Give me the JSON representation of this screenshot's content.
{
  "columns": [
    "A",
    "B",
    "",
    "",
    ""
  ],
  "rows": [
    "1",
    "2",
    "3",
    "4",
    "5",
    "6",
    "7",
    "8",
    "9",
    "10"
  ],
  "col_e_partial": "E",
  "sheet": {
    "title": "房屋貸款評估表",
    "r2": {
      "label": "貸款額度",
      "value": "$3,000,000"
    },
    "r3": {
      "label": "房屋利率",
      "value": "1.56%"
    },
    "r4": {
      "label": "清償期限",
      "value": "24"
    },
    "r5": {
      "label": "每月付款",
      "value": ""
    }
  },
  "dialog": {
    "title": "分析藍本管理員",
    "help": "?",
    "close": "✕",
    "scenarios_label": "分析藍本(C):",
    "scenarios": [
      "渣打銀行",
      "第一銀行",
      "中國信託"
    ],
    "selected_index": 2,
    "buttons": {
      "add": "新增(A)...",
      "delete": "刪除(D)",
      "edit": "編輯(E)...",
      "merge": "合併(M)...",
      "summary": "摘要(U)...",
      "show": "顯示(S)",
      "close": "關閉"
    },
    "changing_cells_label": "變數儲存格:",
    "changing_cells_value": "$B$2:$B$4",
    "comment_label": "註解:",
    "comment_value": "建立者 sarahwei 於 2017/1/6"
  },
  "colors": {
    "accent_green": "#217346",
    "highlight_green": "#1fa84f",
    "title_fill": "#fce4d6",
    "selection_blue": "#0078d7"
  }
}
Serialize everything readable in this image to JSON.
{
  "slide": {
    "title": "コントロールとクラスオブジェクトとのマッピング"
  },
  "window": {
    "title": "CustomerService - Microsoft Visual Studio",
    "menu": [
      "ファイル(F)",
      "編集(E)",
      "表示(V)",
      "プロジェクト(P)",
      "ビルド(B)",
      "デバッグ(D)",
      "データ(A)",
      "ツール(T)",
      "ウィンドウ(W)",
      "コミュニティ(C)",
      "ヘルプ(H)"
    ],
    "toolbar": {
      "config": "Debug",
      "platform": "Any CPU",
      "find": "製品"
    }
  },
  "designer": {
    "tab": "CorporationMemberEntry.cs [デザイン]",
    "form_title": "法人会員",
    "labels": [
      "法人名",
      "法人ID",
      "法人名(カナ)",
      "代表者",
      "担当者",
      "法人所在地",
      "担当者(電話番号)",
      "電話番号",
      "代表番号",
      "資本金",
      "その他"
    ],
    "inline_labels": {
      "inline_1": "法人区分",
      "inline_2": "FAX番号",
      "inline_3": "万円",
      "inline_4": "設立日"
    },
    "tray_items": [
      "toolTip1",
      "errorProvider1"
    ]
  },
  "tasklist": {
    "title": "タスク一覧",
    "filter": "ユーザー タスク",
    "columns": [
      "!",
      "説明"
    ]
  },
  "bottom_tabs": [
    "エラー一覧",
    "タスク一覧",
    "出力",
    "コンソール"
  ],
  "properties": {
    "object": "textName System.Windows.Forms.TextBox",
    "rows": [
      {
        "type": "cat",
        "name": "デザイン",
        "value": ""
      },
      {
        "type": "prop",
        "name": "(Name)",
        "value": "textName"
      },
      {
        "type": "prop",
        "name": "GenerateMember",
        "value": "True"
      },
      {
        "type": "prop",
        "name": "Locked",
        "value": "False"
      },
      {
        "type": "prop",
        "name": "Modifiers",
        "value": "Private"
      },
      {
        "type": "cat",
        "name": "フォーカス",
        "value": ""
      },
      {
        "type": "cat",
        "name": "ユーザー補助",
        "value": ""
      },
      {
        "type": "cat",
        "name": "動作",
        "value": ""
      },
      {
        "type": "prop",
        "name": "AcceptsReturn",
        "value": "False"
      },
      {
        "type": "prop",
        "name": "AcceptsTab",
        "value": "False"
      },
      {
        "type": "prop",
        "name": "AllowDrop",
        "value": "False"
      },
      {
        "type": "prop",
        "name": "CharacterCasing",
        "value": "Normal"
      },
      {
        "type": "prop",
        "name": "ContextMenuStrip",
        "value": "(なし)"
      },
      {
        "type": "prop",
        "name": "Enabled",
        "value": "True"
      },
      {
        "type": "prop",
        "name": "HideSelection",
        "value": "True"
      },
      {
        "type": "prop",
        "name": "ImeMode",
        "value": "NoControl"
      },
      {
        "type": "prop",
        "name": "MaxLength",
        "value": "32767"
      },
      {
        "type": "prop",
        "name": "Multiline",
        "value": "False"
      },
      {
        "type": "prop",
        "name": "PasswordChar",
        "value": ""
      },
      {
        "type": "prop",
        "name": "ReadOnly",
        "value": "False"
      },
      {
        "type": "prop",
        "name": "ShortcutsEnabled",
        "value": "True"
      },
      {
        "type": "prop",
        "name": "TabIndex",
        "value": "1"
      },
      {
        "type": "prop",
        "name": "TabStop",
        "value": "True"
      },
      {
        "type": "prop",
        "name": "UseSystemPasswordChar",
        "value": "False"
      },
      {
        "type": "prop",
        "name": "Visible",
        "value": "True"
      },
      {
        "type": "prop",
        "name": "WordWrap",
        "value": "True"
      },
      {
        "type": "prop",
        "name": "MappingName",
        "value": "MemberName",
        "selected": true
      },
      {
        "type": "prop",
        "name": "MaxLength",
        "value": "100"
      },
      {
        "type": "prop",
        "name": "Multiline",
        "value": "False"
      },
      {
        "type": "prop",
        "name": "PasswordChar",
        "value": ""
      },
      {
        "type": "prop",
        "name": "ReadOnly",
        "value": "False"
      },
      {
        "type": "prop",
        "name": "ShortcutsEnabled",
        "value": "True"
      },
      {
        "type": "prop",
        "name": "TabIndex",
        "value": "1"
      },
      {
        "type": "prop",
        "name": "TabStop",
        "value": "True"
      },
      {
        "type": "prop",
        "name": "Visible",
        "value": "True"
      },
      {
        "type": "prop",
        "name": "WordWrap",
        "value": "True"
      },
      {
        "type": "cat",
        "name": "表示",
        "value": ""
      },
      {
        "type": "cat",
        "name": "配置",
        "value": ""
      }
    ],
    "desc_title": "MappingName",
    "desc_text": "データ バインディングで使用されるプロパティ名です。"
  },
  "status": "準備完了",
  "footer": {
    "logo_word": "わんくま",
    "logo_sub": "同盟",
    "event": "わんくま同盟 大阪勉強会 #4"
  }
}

*Problem requirements*: Search the records for the string "this" and return every line in which it occurs.

*The solution*:
Give me the JSON representation of this screenshot's content.
Serialize everything readable in this image to JSON.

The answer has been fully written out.